**Aim:** Exclude the pictures, then repeat the remaining data exactly.

**Raw records:**
....

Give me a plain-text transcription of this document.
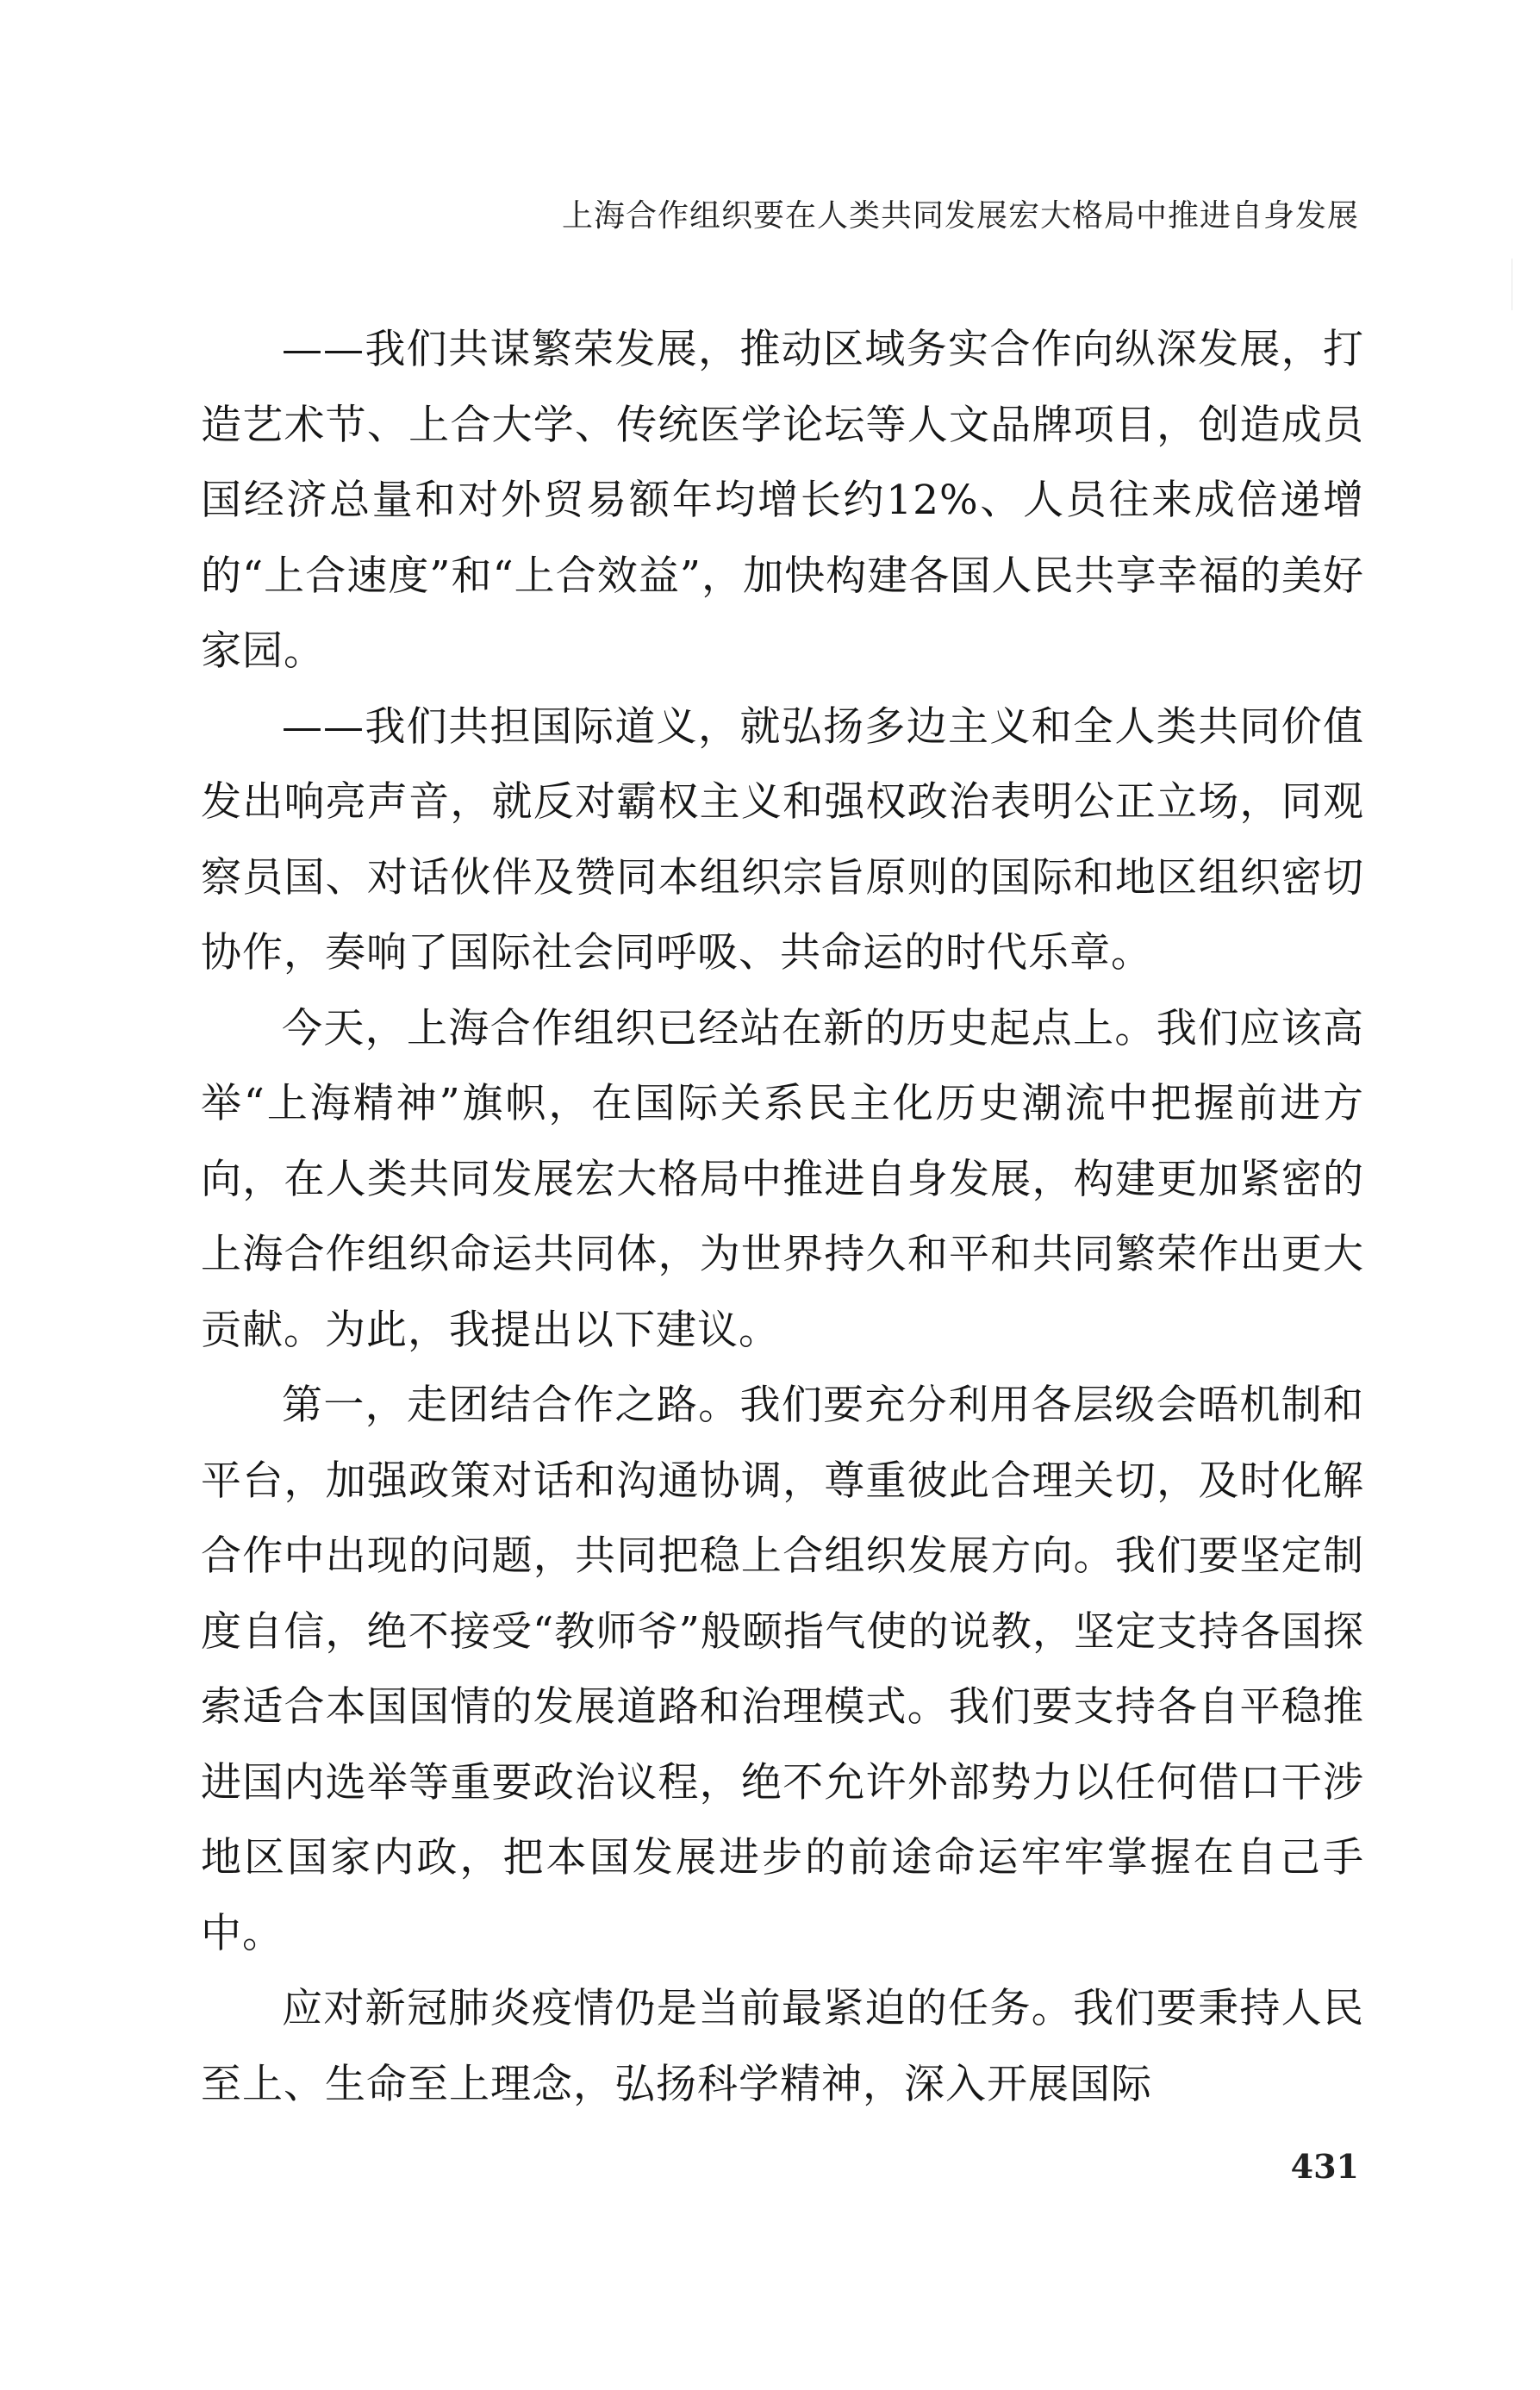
上海合作组织要在人类共同发展宏大格局中推进自身发展

——我们共谋繁荣发展，推动区域务实合作向纵深发展，打造艺术节、上合大学、传统医学论坛等人文品牌项目，创造成员国经济总量和对外贸易额年均增长约12%、人员往来成倍递增的“上合速度”和“上合效益”，加快构建各国人民共享幸福的美好家园。

——我们共担国际道义，就弘扬多边主义和全人类共同价值发出响亮声音，就反对霸权主义和强权政治表明公正立场，同观察员国、对话伙伴及赞同本组织宗旨原则的国际和地区组织密切协作，奏响了国际社会同呼吸、共命运的时代乐章。

今天，上海合作组织已经站在新的历史起点上。我们应该高举“上海精神”旗帜，在国际关系民主化历史潮流中把握前进方向，在人类共同发展宏大格局中推进自身发展，构建更加紧密的上海合作组织命运共同体，为世界持久和平和共同繁荣作出更大贡献。为此，我提出以下建议。

第一，走团结合作之路。我们要充分利用各层级会晤机制和平台，加强政策对话和沟通协调，尊重彼此合理关切，及时化解合作中出现的问题，共同把稳上合组织发展方向。我们要坚定制度自信，绝不接受“教师爷”般颐指气使的说教，坚定支持各国探索适合本国国情的发展道路和治理模式。我们要支持各自平稳推进国内选举等重要政治议程，绝不允许外部势力以任何借口干涉地区国家内政，把本国发展进步的前途命运牢牢掌握在自己手中。

应对新冠肺炎疫情仍是当前最紧迫的任务。我们要秉持人民至上、生命至上理念，弘扬科学精神，深入开展国际

431
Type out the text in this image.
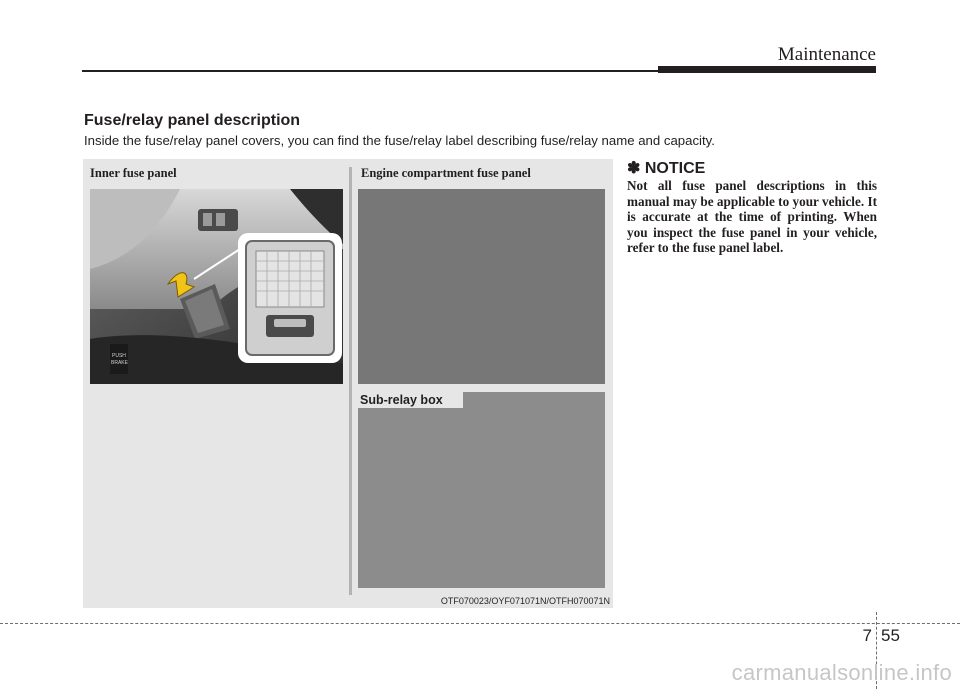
Maintenance
Fuse/relay panel description
Inside the fuse/relay panel covers, you can find the fuse/relay label describing fuse/relay name and capacity.
Inner fuse panel	Engine compartment fuse panel
PUSH
BRAKE
Sub-relay box
OTF070023/OYF071071N/OTFH070071N
✽ NOTICE

Not all fuse panel descriptions in this manual may be applicable to your vehicle. It is accurate at the time of printing. When you inspect the fuse panel in your vehicle, refer to the fuse panel label.

7 55
carmanualsonline.info
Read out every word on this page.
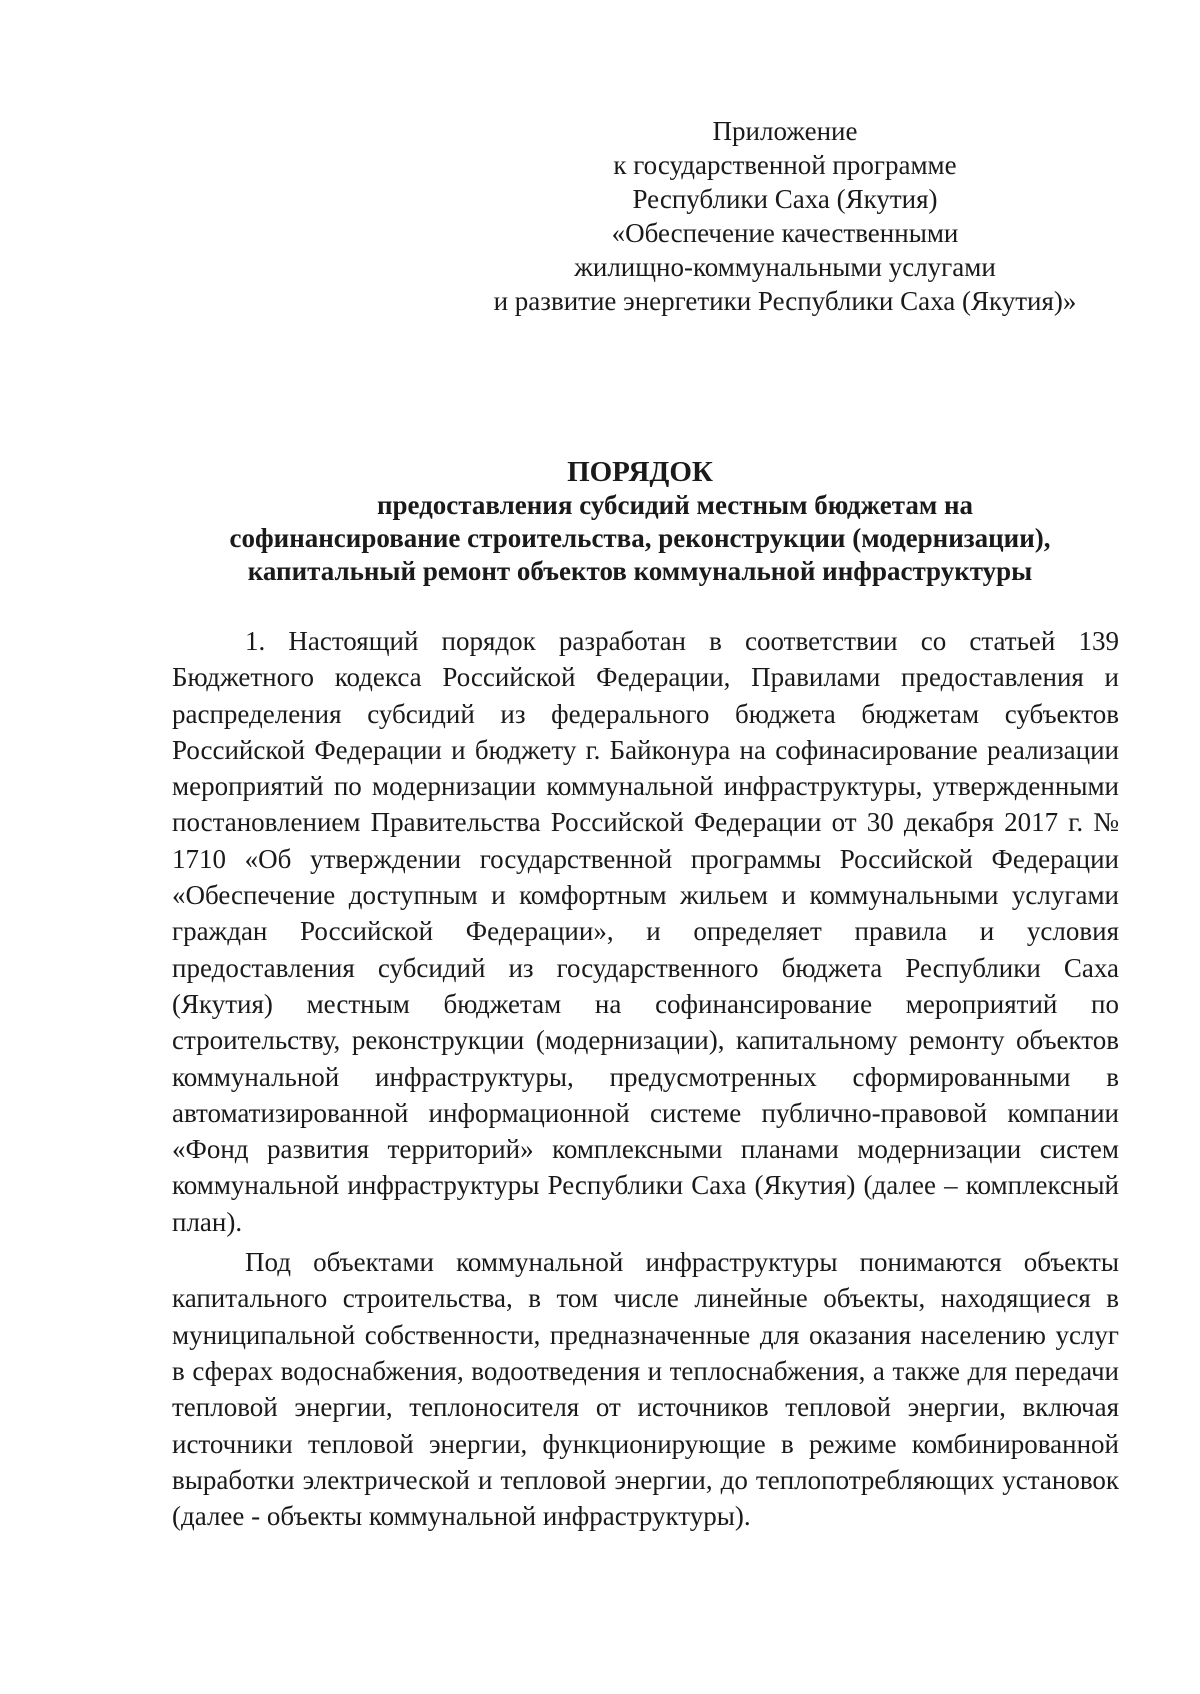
Приложение
к государственной программе
Республики Саха (Якутия)
«Обеспечение качественными
жилищно-коммунальными услугами
и развитие энергетики Республики Саха (Якутия)»
ПОРЯДОК
предоставления субсидий местным бюджетам на
софинансирование строительства, реконструкции (модернизации),
капитальный ремонт объектов коммунальной инфраструктуры

1. Настоящий порядок разработан в соответствии со статьей 139 Бюджетного кодекса Российской Федерации, Правилами предоставления и распределения субсидий из федерального бюджета бюджетам субъектов Российской Федерации и бюджету г. Байконура на софинасирование реализации мероприятий по модернизации коммунальной инфраструктуры, утвержденными постановлением Правительства Российской Федерации от 30 декабря 2017 г. № 1710 «Об утверждении государственной программы Российской Федерации «Обеспечение доступным и комфортным жильем и коммунальными услугами граждан Российской Федерации», и определяет правила и условия предоставления субсидий из государственного бюджета Республики Саха (Якутия) местным бюджетам на софинансирование мероприятий по строительству, реконструкции (модернизации), капитальному ремонту объектов коммунальной инфраструктуры, предусмотренных сформированными в автоматизированной информационной системе публично-правовой компании «Фонд развития территорий» комплексными планами модернизации систем коммунальной инфраструктуры Республики Саха (Якутия) (далее – комплексный план).

Под объектами коммунальной инфраструктуры понимаются объекты капитального строительства, в том числе линейные объекты, находящиеся в муниципальной собственности, предназначенные для оказания населению услуг в сферах водоснабжения, водоотведения и теплоснабжения, а также для передачи тепловой энергии, теплоносителя от источников тепловой энергии, включая источники тепловой энергии, функционирующие в режиме комбинированной выработки электрической и тепловой энергии, до теплопотребляющих установок (далее - объекты коммунальной инфраструктуры).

....

**Final result:**
Give me a plain-text transcription of this document.
上海合作组织要在人类共同发展宏大格局中推进自身发展

——我们共谋繁荣发展，推动区域务实合作向纵深发展，打造艺术节、上合大学、传统医学论坛等人文品牌项目，创造成员国经济总量和对外贸易额年均增长约12%、人员往来成倍递增的“上合速度”和“上合效益”，加快构建各国人民共享幸福的美好家园。

——我们共担国际道义，就弘扬多边主义和全人类共同价值发出响亮声音，就反对霸权主义和强权政治表明公正立场，同观察员国、对话伙伴及赞同本组织宗旨原则的国际和地区组织密切协作，奏响了国际社会同呼吸、共命运的时代乐章。

今天，上海合作组织已经站在新的历史起点上。我们应该高举“上海精神”旗帜，在国际关系民主化历史潮流中把握前进方向，在人类共同发展宏大格局中推进自身发展，构建更加紧密的上海合作组织命运共同体，为世界持久和平和共同繁荣作出更大贡献。为此，我提出以下建议。

第一，走团结合作之路。我们要充分利用各层级会晤机制和平台，加强政策对话和沟通协调，尊重彼此合理关切，及时化解合作中出现的问题，共同把稳上合组织发展方向。我们要坚定制度自信，绝不接受“教师爷”般颐指气使的说教，坚定支持各国探索适合本国国情的发展道路和治理模式。我们要支持各自平稳推进国内选举等重要政治议程，绝不允许外部势力以任何借口干涉地区国家内政，把本国发展进步的前途命运牢牢掌握在自己手中。

应对新冠肺炎疫情仍是当前最紧迫的任务。我们要秉持人民至上、生命至上理念，弘扬科学精神，深入开展国际

431
Type out the text in this image.
Maintenance
Fuse/relay panel description
Inside the fuse/relay panel covers, you can find the fuse/relay label describing fuse/relay name and capacity.
Inner fuse panel	Engine compartment fuse panel
PUSH
BRAKE
Sub-relay box
OTF070023/OYF071071N/OTFH070071N
✽ NOTICE

Not all fuse panel descriptions in this manual may be applicable to your vehicle. It is accurate at the time of printing. When you inspect the fuse panel in your vehicle, refer to the fuse panel label.

7 55
carmanualsonline.info
Read out every word on this page.
Приложение
к государственной программе
Республики Саха (Якутия)
«Обеспечение качественными
жилищно-коммунальными услугами
и развитие энергетики Республики Саха (Якутия)»
ПОРЯДОК
предоставления субсидий местным бюджетам на
софинансирование строительства, реконструкции (модернизации),
капитальный ремонт объектов коммунальной инфраструктуры

1. Настоящий порядок разработан в соответствии со статьей 139 Бюджетного кодекса Российской Федерации, Правилами предоставления и распределения субсидий из федерального бюджета бюджетам субъектов Российской Федерации и бюджету г. Байконура на софинасирование реализации мероприятий по модернизации коммунальной инфраструктуры, утвержденными постановлением Правительства Российской Федерации от 30 декабря 2017 г. № 1710 «Об утверждении государственной программы Российской Федерации «Обеспечение доступным и комфортным жильем и коммунальными услугами граждан Российской Федерации», и определяет правила и условия предоставления субсидий из государственного бюджета Республики Саха (Якутия) местным бюджетам на софинансирование мероприятий по строительству, реконструкции (модернизации), капитальному ремонту объектов коммунальной инфраструктуры, предусмотренных сформированными в автоматизированной информационной системе публично-правовой компании «Фонд развития территорий» комплексными планами модернизации систем коммунальной инфраструктуры Республики Саха (Якутия) (далее – комплексный план).

Под объектами коммунальной инфраструктуры понимаются объекты капитального строительства, в том числе линейные объекты, находящиеся в муниципальной собственности, предназначенные для оказания населению услуг в сферах водоснабжения, водоотведения и теплоснабжения, а также для передачи тепловой энергии, теплоносителя от источников тепловой энергии, включая источники тепловой энергии, функционирующие в режиме комбинированной выработки электрической и тепловой энергии, до теплопотребляющих установок (далее - объекты коммунальной инфраструктуры).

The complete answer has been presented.